Requirements: Determine which lines contain the word "الأخرى", then copy those lines.

Information given:

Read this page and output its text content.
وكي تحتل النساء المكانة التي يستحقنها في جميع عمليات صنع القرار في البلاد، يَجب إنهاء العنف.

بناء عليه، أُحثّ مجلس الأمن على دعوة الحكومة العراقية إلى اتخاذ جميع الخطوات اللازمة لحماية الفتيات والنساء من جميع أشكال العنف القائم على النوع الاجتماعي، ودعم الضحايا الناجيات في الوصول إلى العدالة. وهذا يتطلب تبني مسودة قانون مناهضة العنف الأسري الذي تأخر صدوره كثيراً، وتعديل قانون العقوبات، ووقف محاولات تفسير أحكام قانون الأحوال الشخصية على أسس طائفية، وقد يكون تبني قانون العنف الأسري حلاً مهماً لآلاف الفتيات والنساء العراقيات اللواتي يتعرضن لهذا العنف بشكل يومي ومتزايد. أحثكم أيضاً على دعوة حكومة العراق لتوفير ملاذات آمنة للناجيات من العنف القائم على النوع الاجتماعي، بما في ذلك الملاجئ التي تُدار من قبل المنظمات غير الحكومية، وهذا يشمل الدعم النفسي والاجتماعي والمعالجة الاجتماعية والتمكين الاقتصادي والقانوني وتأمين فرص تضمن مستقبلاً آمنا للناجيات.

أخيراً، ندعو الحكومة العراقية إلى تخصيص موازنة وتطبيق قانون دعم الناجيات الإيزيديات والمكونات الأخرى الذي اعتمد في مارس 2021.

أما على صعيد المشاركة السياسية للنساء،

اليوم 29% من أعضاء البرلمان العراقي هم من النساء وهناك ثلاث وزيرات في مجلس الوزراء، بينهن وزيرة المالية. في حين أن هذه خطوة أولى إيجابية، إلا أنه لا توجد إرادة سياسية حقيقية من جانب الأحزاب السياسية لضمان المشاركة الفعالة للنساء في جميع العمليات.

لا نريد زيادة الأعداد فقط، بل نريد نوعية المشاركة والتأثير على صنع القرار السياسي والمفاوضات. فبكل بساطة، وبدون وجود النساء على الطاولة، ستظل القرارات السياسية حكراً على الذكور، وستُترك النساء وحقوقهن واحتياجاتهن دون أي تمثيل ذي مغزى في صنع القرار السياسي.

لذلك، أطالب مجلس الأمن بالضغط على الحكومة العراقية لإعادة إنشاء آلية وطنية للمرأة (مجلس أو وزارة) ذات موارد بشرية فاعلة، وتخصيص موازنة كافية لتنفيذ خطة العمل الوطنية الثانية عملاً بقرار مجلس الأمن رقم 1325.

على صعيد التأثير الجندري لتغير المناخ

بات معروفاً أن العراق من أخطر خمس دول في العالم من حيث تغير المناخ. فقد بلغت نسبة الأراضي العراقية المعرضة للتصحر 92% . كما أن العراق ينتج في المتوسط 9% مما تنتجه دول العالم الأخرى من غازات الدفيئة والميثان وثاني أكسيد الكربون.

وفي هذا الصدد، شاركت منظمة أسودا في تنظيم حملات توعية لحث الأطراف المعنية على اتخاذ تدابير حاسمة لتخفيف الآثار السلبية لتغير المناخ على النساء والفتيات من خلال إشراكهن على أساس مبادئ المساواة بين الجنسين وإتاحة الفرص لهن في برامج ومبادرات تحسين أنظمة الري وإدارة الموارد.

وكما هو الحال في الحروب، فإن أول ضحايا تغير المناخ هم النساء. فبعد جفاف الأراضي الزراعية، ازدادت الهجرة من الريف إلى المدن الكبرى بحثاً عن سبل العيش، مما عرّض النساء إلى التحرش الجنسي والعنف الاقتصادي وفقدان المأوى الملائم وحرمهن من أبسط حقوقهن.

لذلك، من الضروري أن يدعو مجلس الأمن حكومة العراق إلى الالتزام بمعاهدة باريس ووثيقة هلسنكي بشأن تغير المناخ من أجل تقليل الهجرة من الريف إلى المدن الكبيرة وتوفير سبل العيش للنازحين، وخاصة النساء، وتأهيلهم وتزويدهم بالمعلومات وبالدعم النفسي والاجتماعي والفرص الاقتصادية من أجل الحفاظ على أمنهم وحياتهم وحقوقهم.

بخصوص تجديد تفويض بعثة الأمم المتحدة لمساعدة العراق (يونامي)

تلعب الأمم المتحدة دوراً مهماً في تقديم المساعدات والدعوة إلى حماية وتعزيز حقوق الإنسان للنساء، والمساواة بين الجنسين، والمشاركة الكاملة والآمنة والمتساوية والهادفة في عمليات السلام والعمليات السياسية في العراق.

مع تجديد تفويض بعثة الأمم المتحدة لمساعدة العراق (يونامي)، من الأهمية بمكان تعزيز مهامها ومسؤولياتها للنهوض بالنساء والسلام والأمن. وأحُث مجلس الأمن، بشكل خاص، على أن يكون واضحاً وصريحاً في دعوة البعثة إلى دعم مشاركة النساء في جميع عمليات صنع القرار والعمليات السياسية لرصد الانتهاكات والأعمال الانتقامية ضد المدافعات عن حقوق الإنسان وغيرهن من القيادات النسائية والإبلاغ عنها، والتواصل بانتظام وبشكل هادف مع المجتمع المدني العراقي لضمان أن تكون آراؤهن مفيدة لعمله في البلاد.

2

Written response:
أخيراً، ندعو الحكومة العراقية إلى تخصيص موازنة وتطبيق قانون دعم الناجيات الإيزيديات والمكونات الأخرى الذي اعتمد في مارس 2021.
بات معروفاً أن العراق من أخطر خمس دول في العالم من حيث تغير المناخ. فقد بلغت نسبة الأراضي العراقية المعرضة للتصحر 92% . كما أن العراق ينتج في المتوسط 9% مما تنتجه دول العالم الأخرى من غازات الدفيئة والميثان وثاني أكسيد الكربون.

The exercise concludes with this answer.